In the lines below, find how many contain the word "JSON" and report that figure alone.

— START Data to use —

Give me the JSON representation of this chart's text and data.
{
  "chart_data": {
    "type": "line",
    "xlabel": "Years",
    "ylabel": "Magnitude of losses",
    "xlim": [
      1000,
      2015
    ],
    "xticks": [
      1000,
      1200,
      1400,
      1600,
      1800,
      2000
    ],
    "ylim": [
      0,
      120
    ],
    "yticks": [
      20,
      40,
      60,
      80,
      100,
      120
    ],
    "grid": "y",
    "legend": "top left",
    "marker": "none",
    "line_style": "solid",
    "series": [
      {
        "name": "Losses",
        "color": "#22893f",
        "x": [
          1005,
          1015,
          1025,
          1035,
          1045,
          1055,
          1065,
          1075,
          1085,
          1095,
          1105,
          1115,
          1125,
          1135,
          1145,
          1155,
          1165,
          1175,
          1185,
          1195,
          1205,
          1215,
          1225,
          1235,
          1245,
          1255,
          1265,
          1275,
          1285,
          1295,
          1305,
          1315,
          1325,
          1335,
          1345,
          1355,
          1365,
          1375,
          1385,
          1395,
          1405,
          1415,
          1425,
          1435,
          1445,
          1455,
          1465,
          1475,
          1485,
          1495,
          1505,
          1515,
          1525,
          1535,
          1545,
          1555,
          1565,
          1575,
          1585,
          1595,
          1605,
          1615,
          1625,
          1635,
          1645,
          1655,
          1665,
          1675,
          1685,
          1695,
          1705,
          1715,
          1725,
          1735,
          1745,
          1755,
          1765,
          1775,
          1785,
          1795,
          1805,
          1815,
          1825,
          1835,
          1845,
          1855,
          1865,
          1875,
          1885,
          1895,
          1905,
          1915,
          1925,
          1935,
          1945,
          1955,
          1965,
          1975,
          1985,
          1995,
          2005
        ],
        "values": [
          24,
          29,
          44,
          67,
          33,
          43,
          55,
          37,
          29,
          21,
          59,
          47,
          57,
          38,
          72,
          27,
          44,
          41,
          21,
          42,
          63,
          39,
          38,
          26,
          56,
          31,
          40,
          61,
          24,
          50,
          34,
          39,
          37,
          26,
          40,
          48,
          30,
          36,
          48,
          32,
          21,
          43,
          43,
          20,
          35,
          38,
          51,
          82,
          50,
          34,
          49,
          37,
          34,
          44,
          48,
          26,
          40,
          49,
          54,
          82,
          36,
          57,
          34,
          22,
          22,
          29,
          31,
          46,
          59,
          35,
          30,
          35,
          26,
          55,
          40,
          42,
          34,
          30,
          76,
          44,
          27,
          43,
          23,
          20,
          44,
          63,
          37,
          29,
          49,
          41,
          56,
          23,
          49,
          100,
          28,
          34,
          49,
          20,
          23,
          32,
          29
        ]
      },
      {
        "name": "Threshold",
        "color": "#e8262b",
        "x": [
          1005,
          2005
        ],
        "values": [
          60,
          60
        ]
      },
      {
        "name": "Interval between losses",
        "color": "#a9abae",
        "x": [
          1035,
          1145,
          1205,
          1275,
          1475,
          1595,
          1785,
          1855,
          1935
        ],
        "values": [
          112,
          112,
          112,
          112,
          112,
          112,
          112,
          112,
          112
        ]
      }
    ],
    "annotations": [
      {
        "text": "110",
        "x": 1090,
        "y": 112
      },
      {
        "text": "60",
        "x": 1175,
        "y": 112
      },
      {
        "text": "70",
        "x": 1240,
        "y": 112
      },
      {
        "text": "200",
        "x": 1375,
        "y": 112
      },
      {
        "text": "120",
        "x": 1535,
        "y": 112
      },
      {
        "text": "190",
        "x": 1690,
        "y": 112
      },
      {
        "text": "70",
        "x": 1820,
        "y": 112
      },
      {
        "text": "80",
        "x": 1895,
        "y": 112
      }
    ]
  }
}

— END Data to use —
— START Data to use —

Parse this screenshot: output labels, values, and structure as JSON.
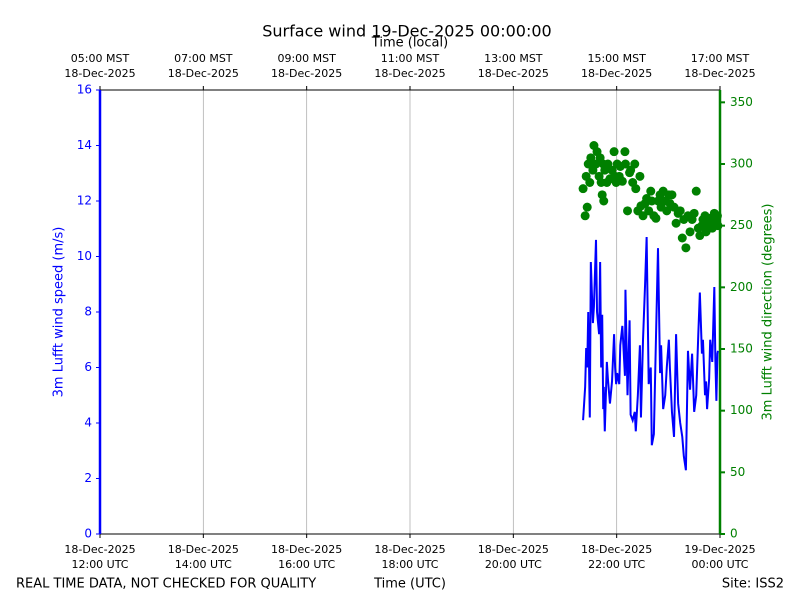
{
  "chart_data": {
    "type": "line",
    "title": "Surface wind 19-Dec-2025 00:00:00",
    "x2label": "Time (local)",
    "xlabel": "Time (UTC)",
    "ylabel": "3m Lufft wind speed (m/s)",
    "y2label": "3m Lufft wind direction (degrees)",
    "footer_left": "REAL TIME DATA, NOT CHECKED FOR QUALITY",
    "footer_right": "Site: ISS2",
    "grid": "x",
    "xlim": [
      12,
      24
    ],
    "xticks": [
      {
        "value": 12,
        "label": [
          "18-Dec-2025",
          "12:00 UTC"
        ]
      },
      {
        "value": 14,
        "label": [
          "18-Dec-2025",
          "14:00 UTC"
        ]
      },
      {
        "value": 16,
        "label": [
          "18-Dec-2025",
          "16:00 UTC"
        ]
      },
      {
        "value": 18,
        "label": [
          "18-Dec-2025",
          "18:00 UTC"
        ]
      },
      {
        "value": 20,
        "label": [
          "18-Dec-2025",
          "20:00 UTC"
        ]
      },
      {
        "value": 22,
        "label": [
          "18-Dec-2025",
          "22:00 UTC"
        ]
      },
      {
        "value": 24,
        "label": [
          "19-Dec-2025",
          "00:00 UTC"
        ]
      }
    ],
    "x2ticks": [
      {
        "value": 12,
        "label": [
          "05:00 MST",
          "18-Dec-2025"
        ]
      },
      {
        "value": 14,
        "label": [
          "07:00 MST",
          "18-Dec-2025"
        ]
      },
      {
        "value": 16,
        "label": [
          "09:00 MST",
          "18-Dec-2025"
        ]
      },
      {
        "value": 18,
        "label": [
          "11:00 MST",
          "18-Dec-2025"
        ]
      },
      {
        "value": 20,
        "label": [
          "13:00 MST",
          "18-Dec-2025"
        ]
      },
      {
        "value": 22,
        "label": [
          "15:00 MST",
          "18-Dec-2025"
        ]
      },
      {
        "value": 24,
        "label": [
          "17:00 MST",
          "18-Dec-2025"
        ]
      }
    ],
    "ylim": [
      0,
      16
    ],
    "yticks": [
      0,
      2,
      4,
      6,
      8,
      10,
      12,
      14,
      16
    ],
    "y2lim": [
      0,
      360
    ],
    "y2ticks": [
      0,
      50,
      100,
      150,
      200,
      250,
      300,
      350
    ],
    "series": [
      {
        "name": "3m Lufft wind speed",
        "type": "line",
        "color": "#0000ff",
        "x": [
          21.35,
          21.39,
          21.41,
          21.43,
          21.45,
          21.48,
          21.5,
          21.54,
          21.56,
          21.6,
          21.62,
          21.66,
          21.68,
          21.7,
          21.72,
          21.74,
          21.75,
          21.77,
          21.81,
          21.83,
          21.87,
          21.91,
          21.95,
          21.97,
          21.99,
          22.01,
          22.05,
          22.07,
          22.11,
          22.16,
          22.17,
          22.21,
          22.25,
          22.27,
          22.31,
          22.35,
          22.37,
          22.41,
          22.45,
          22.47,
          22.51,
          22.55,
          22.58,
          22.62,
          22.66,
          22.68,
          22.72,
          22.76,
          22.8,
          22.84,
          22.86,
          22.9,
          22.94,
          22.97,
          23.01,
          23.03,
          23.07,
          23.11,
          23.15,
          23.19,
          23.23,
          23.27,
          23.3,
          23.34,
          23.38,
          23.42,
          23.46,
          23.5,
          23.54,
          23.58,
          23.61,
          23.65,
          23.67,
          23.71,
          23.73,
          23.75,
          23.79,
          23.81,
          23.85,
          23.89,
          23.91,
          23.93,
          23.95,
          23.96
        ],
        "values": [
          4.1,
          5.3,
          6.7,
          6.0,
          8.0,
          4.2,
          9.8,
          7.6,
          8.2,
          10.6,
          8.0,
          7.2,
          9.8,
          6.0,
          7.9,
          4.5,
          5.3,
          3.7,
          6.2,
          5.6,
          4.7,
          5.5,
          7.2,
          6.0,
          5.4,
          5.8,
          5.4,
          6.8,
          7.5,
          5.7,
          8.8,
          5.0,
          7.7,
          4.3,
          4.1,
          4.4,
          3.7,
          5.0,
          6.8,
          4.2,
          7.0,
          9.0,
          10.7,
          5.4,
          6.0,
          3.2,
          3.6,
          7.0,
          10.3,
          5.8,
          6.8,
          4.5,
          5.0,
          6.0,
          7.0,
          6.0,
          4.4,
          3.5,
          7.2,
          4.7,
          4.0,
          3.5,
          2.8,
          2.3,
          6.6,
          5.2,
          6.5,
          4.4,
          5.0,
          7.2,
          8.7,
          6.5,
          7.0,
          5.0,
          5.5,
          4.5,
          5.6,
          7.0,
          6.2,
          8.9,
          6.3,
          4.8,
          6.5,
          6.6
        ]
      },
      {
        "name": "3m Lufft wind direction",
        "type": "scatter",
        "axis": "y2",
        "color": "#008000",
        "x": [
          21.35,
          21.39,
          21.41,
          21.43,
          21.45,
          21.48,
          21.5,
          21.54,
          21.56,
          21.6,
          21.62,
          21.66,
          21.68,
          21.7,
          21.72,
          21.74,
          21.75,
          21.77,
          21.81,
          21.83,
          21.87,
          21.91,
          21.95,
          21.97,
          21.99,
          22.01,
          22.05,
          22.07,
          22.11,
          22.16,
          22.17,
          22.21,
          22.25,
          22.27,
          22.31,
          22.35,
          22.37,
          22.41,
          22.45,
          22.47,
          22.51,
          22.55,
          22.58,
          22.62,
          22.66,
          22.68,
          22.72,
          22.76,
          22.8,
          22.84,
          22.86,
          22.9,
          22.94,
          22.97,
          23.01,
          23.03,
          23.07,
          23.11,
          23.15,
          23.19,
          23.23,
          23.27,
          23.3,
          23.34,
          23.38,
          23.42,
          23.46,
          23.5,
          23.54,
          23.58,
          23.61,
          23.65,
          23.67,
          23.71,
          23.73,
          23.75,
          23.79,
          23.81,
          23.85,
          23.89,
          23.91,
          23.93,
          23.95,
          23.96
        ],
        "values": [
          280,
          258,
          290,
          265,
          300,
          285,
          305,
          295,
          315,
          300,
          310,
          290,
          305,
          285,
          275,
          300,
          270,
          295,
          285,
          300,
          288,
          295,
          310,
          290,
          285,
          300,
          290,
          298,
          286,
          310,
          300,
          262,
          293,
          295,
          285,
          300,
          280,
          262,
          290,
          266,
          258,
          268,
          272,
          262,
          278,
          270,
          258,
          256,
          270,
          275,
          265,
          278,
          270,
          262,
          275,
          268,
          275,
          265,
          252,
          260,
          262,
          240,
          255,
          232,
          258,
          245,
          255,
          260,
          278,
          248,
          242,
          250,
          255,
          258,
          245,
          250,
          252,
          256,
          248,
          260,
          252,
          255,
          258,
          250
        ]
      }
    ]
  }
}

— END Data to use —

### Complete response
2